_Extracted information:_
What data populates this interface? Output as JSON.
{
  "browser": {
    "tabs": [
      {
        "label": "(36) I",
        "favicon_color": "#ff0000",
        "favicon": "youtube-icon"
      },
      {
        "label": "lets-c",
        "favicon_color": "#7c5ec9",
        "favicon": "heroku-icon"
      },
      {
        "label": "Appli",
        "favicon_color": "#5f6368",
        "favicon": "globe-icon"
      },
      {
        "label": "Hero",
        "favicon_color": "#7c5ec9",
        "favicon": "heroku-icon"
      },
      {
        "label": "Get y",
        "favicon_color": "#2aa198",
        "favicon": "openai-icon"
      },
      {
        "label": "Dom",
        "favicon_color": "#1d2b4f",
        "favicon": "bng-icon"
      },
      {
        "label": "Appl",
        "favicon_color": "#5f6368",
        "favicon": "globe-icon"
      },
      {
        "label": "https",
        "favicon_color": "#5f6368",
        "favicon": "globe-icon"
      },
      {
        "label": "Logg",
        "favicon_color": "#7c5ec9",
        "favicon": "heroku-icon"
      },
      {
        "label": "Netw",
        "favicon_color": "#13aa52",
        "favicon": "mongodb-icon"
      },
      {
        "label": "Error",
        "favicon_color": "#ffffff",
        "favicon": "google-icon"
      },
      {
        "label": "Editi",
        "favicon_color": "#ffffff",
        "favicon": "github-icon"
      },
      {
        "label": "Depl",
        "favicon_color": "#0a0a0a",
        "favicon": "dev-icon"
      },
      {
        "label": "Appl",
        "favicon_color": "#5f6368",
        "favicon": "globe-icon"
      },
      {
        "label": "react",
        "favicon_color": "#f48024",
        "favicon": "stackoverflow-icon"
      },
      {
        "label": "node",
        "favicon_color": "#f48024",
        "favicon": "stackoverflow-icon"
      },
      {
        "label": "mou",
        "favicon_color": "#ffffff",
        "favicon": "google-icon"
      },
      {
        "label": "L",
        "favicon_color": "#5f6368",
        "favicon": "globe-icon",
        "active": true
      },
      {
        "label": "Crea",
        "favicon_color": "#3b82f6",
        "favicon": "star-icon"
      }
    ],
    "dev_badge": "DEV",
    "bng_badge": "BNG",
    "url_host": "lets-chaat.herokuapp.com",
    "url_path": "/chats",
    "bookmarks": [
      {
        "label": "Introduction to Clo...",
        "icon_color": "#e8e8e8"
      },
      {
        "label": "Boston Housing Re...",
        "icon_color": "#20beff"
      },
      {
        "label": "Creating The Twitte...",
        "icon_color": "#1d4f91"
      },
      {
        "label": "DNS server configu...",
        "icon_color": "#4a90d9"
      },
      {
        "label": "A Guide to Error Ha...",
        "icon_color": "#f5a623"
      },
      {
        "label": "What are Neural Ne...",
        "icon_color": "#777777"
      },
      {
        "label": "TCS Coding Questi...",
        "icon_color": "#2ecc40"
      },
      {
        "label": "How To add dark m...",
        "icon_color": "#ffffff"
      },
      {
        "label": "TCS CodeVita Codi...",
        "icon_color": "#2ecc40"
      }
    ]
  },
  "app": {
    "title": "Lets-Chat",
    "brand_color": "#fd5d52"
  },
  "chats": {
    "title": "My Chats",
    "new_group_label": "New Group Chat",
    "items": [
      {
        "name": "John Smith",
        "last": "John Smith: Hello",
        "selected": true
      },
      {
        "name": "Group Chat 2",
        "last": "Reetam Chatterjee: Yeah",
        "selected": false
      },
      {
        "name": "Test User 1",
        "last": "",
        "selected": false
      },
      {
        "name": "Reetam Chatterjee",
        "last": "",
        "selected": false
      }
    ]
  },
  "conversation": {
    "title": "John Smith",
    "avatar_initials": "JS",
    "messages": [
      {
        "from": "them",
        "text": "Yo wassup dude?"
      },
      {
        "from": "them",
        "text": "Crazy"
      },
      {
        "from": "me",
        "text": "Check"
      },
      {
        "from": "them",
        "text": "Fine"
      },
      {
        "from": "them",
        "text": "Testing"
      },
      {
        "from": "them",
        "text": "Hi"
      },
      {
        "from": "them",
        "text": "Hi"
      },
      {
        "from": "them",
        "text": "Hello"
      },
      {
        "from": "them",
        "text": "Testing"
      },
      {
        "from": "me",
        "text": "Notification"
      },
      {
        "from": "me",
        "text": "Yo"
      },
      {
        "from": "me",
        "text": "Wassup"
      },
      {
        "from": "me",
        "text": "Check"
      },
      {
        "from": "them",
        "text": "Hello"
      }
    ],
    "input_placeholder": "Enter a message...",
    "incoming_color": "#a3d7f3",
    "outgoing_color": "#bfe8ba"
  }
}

_Directive:_
Only the number is wanted: how many lines above include the word "Reetam"?

_The output:_
2